»»

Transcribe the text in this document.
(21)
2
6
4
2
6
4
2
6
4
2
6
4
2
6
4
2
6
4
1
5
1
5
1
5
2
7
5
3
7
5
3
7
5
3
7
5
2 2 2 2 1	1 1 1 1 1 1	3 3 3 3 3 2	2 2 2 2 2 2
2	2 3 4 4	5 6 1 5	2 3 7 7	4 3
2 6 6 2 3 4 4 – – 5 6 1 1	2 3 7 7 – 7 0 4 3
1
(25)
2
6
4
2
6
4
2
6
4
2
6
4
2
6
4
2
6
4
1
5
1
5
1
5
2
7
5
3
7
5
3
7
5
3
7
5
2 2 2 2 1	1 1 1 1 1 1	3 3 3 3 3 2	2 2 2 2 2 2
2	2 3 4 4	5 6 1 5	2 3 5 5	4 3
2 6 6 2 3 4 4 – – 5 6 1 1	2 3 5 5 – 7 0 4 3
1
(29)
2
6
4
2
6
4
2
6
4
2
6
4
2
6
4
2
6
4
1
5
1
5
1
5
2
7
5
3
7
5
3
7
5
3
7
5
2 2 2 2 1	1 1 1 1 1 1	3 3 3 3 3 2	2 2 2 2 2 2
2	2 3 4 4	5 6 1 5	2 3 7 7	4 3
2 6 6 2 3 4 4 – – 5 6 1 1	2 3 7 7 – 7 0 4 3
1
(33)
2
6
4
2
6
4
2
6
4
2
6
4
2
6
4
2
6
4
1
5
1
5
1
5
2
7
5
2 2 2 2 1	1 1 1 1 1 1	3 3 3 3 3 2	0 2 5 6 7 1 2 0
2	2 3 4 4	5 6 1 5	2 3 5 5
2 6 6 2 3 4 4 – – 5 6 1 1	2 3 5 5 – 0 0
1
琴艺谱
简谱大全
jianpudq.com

««

* Problem description
Retype every record above exactly as it appears.

* Complete output
Transcribe the text in this document.
(21)
2
6
4
2
6
4
2
6
4
2
6
4
2
6
4
2
6
4
1
5
1
5
1
5
2
7
5
3
7
5
3
7
5
3
7
5
2 2 2 2 1	1 1 1 1 1 1	3 3 3 3 3 2	2 2 2 2 2 2
2	2 3 4 4	5 6 1 5	2 3 7 7	4 3
2 6 6 2 3 4 4 – – 5 6 1 1	2 3 7 7 – 7 0 4 3
1
(25)
2
6
4
2
6
4
2
6
4
2
6
4
2
6
4
2
6
4
1
5
1
5
1
5
2
7
5
3
7
5
3
7
5
3
7
5
2 2 2 2 1	1 1 1 1 1 1	3 3 3 3 3 2	2 2 2 2 2 2
2	2 3 4 4	5 6 1 5	2 3 5 5	4 3
2 6 6 2 3 4 4 – – 5 6 1 1	2 3 5 5 – 7 0 4 3
1
(29)
2
6
4
2
6
4
2
6
4
2
6
4
2
6
4
2
6
4
1
5
1
5
1
5
2
7
5
3
7
5
3
7
5
3
7
5
2 2 2 2 1	1 1 1 1 1 1	3 3 3 3 3 2	2 2 2 2 2 2
2	2 3 4 4	5 6 1 5	2 3 7 7	4 3
2 6 6 2 3 4 4 – – 5 6 1 1	2 3 7 7 – 7 0 4 3
1
(33)
2
6
4
2
6
4
2
6
4
2
6
4
2
6
4
2
6
4
1
5
1
5
1
5
2
7
5
2 2 2 2 1	1 1 1 1 1 1	3 3 3 3 3 2	0 2 5 6 7 1 2 0
2	2 3 4 4	5 6 1 5	2 3 5 5
2 6 6 2 3 4 4 – – 5 6 1 1	2 3 5 5 – 0 0
1
琴艺谱
简谱大全
jianpudq.com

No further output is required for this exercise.